> WORK TO BE COMPLETED:
Output the material beneath exactly, leaving nothing out.

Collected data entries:
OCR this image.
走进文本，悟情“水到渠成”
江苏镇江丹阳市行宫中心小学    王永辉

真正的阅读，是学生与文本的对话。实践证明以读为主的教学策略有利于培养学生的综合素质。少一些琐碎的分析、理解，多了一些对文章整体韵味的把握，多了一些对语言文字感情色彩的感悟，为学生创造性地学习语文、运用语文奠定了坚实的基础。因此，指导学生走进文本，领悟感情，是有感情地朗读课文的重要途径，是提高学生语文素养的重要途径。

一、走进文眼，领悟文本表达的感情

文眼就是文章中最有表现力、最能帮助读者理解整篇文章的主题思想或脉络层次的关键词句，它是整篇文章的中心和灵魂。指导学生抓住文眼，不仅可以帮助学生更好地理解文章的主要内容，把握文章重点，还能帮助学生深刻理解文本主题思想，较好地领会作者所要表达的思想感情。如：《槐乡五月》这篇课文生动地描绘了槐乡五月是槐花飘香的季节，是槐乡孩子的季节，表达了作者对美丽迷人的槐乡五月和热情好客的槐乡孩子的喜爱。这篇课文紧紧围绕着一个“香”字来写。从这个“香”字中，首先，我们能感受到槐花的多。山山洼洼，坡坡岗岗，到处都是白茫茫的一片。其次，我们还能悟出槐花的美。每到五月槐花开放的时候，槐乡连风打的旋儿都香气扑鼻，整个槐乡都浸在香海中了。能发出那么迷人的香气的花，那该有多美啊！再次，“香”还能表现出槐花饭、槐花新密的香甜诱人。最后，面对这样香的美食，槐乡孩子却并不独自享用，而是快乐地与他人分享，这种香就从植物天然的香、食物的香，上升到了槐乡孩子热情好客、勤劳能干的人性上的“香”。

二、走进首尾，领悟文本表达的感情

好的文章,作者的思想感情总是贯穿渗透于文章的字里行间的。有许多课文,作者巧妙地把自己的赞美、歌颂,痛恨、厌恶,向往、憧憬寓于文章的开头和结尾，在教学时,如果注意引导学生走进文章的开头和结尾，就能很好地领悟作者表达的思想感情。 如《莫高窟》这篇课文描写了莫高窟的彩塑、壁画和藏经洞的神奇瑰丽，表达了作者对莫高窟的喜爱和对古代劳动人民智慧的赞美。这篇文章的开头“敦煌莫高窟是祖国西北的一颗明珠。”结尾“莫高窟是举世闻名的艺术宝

> EXPECTED ANSWER:
OCR this image.
走进文本，悟情“水到渠成”
江苏镇江丹阳市行宫中心小学    王永辉

真正的阅读，是学生与文本的对话。实践证明以读为主的教学策略有利于培养学生的综合素质。少一些琐碎的分析、理解，多了一些对文章整体韵味的把握，多了一些对语言文字感情色彩的感悟，为学生创造性地学习语文、运用语文奠定了坚实的基础。因此，指导学生走进文本，领悟感情，是有感情地朗读课文的重要途径，是提高学生语文素养的重要途径。

一、走进文眼，领悟文本表达的感情

文眼就是文章中最有表现力、最能帮助读者理解整篇文章的主题思想或脉络层次的关键词句，它是整篇文章的中心和灵魂。指导学生抓住文眼，不仅可以帮助学生更好地理解文章的主要内容，把握文章重点，还能帮助学生深刻理解文本主题思想，较好地领会作者所要表达的思想感情。如：《槐乡五月》这篇课文生动地描绘了槐乡五月是槐花飘香的季节，是槐乡孩子的季节，表达了作者对美丽迷人的槐乡五月和热情好客的槐乡孩子的喜爱。这篇课文紧紧围绕着一个“香”字来写。从这个“香”字中，首先，我们能感受到槐花的多。山山洼洼，坡坡岗岗，到处都是白茫茫的一片。其次，我们还能悟出槐花的美。每到五月槐花开放的时候，槐乡连风打的旋儿都香气扑鼻，整个槐乡都浸在香海中了。能发出那么迷人的香气的花，那该有多美啊！再次，“香”还能表现出槐花饭、槐花新密的香甜诱人。最后，面对这样香的美食，槐乡孩子却并不独自享用，而是快乐地与他人分享，这种香就从植物天然的香、食物的香，上升到了槐乡孩子热情好客、勤劳能干的人性上的“香”。

二、走进首尾，领悟文本表达的感情

好的文章,作者的思想感情总是贯穿渗透于文章的字里行间的。有许多课文,作者巧妙地把自己的赞美、歌颂,痛恨、厌恶,向往、憧憬寓于文章的开头和结尾，在教学时,如果注意引导学生走进文章的开头和结尾，就能很好地领悟作者表达的思想感情。 如《莫高窟》这篇课文描写了莫高窟的彩塑、壁画和藏经洞的神奇瑰丽，表达了作者对莫高窟的喜爱和对古代劳动人民智慧的赞美。这篇文章的开头“敦煌莫高窟是祖国西北的一颗明珠。”结尾“莫高窟是举世闻名的艺术宝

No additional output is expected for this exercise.